** Start of Data lines **
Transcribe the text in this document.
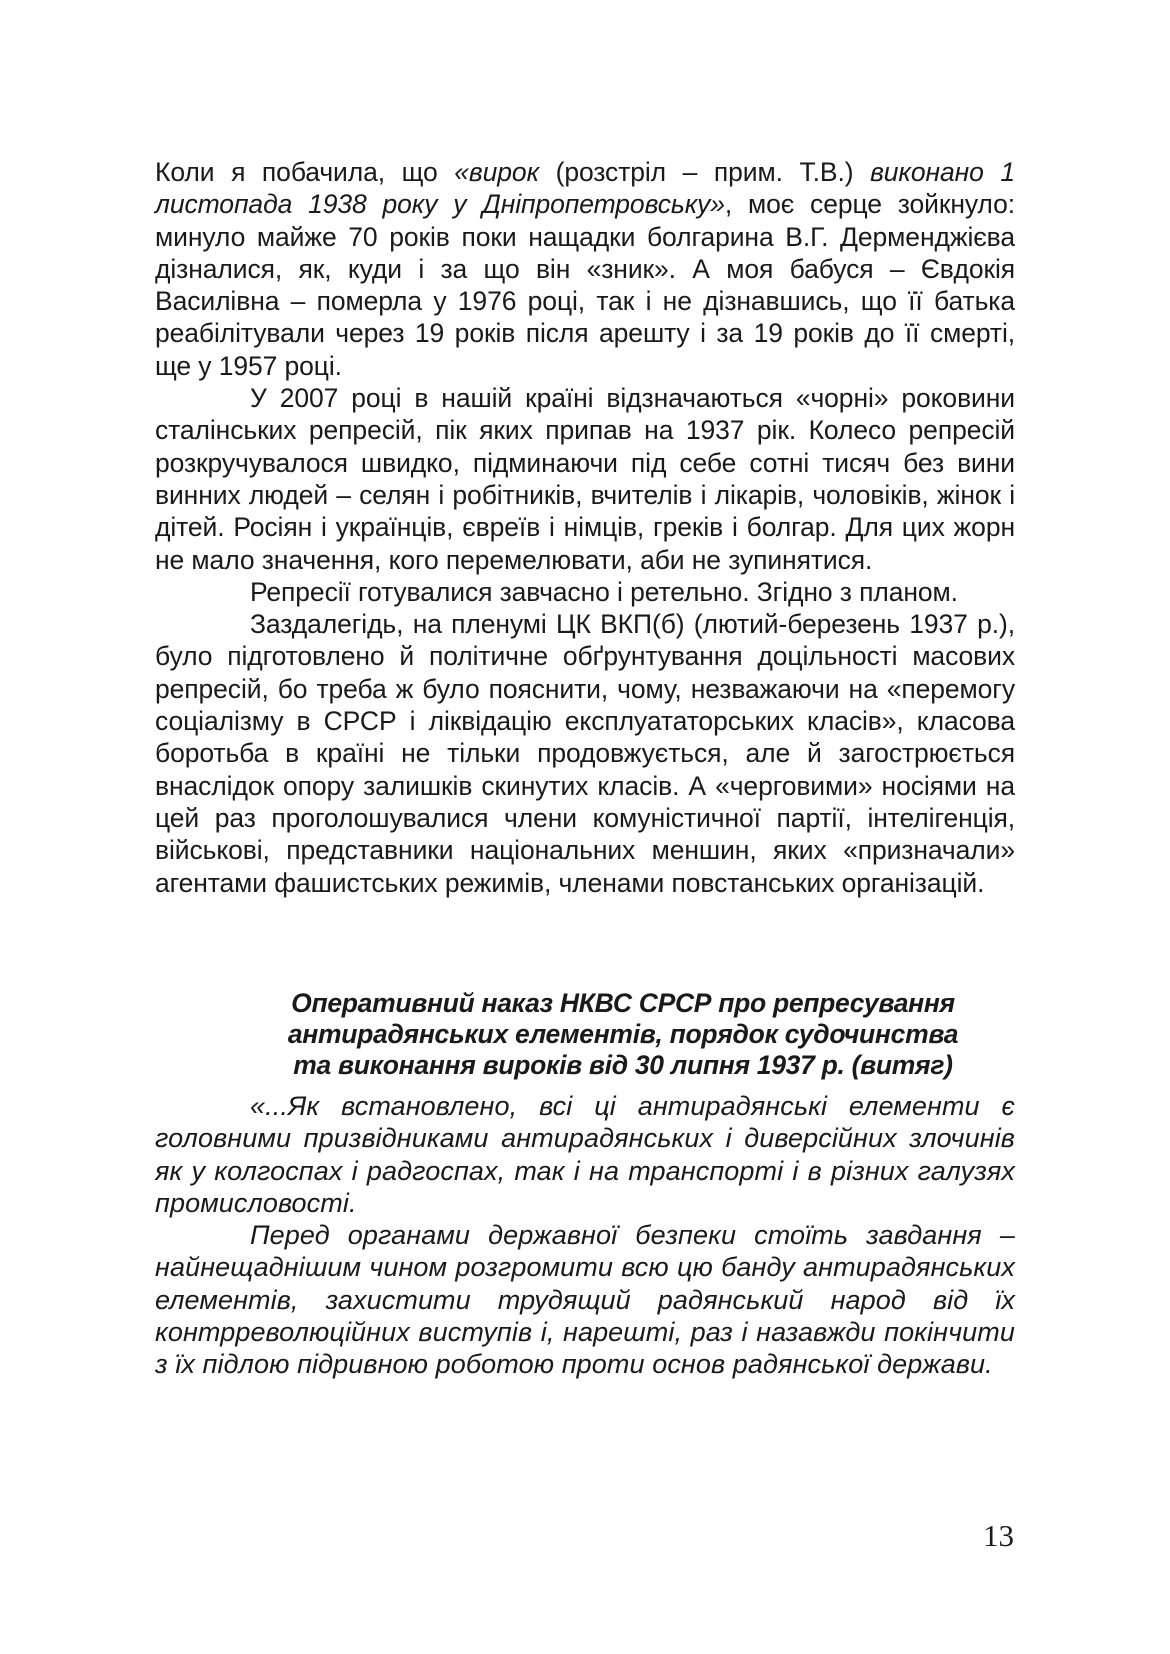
Коли я побачила, що «вирок (розстріл – прим. Т.В.) виконано 1 листопада 1938 року у Дніпропетровську», моє серце зойкнуло: минуло майже 70 років поки нащадки болгарина В.Г. Дерменджієва дізналися, як, куди і за що він «зник». А моя бабуся – Євдокія Василівна – померла у 1976 році, так і не дізнавшись, що її батька реабілітували через 19 років після арешту і за 19 років до її смерті, ще у 1957 році.

У 2007 році в нашій країні відзначаються «чорні» роковини сталінських репресій, пік яких припав на 1937 рік. Колесо репресій розкручувалося швидко, підминаючи під себе сотні тисяч без вини винних людей – селян і робітників, вчителів і лікарів, чоловіків, жінок і дітей. Росіян і українців, євреїв і німців, греків і болгар. Для цих жорн не мало значення, кого перемелювати, аби не зупинятися.

Репресії готувалися завчасно і ретельно. Згідно з планом.

Заздалегідь, на пленумі ЦК ВКП(б) (лютий-березень 1937 р.), було підготовлено й політичне обґрунтування доцільності масових репресій, бо треба ж було пояснити, чому, незважаючи на «перемогу соціалізму в СРСР і ліквідацію експлуататорських класів», класова боротьба в країні не тільки продовжується, але й загострюється внаслідок опору залишків скинутих класів. А «черговими» носіями на цей раз проголошувалися члени комуністичної партії, інтелігенція, військові, представники національних меншин, яких «призначали» агентами фашистських режимів, членами повстанських організацій.

Оперативний наказ НКВС СРСР про репресування

антирадянських елементів, порядок судочинства

та виконання вироків від 30 липня 1937 р. (витяг)

«...Як встановлено, всі ці антирадянські елементи є головними призвідниками антирадянських і диверсійних злочинів як у колгоспах і радгоспах, так і на транспорті і в різних галузях промисловості.

Перед органами державної безпеки стоїть завдання – найнещаднішим чином розгромити всю цю банду антирадянських елементів, захистити трудящий радянський народ від їх контрреволюційних виступів і, нарешті, раз і назавжди покінчити з їх підлою підривною роботою проти основ радянської держави.

13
** End of Data lines **
Given instruction —
Pictures are to be left out; repeat all the remaining data exactly.

Complete answer —
Transcribe the text in this document.
Коли я побачила, що «вирок (розстріл – прим. Т.В.) виконано 1 листопада 1938 року у Дніпропетровську», моє серце зойкнуло: минуло майже 70 років поки нащадки болгарина В.Г. Дерменджієва дізналися, як, куди і за що він «зник». А моя бабуся – Євдокія Василівна – померла у 1976 році, так і не дізнавшись, що її батька реабілітували через 19 років після арешту і за 19 років до її смерті, ще у 1957 році.

У 2007 році в нашій країні відзначаються «чорні» роковини сталінських репресій, пік яких припав на 1937 рік. Колесо репресій розкручувалося швидко, підминаючи під себе сотні тисяч без вини винних людей – селян і робітників, вчителів і лікарів, чоловіків, жінок і дітей. Росіян і українців, євреїв і німців, греків і болгар. Для цих жорн не мало значення, кого перемелювати, аби не зупинятися.

Репресії готувалися завчасно і ретельно. Згідно з планом.

Заздалегідь, на пленумі ЦК ВКП(б) (лютий-березень 1937 р.), було підготовлено й політичне обґрунтування доцільності масових репресій, бо треба ж було пояснити, чому, незважаючи на «перемогу соціалізму в СРСР і ліквідацію експлуататорських класів», класова боротьба в країні не тільки продовжується, але й загострюється внаслідок опору залишків скинутих класів. А «черговими» носіями на цей раз проголошувалися члени комуністичної партії, інтелігенція, військові, представники національних меншин, яких «призначали» агентами фашистських режимів, членами повстанських організацій.

Оперативний наказ НКВС СРСР про репресування

антирадянських елементів, порядок судочинства

та виконання вироків від 30 липня 1937 р. (витяг)

«...Як встановлено, всі ці антирадянські елементи є головними призвідниками антирадянських і диверсійних злочинів як у колгоспах і радгоспах, так і на транспорті і в різних галузях промисловості.

Перед органами державної безпеки стоїть завдання – найнещаднішим чином розгромити всю цю банду антирадянських елементів, захистити трудящий радянський народ від їх контрреволюційних виступів і, нарешті, раз і назавжди покінчити з їх підлою підривною роботою проти основ радянської держави.

13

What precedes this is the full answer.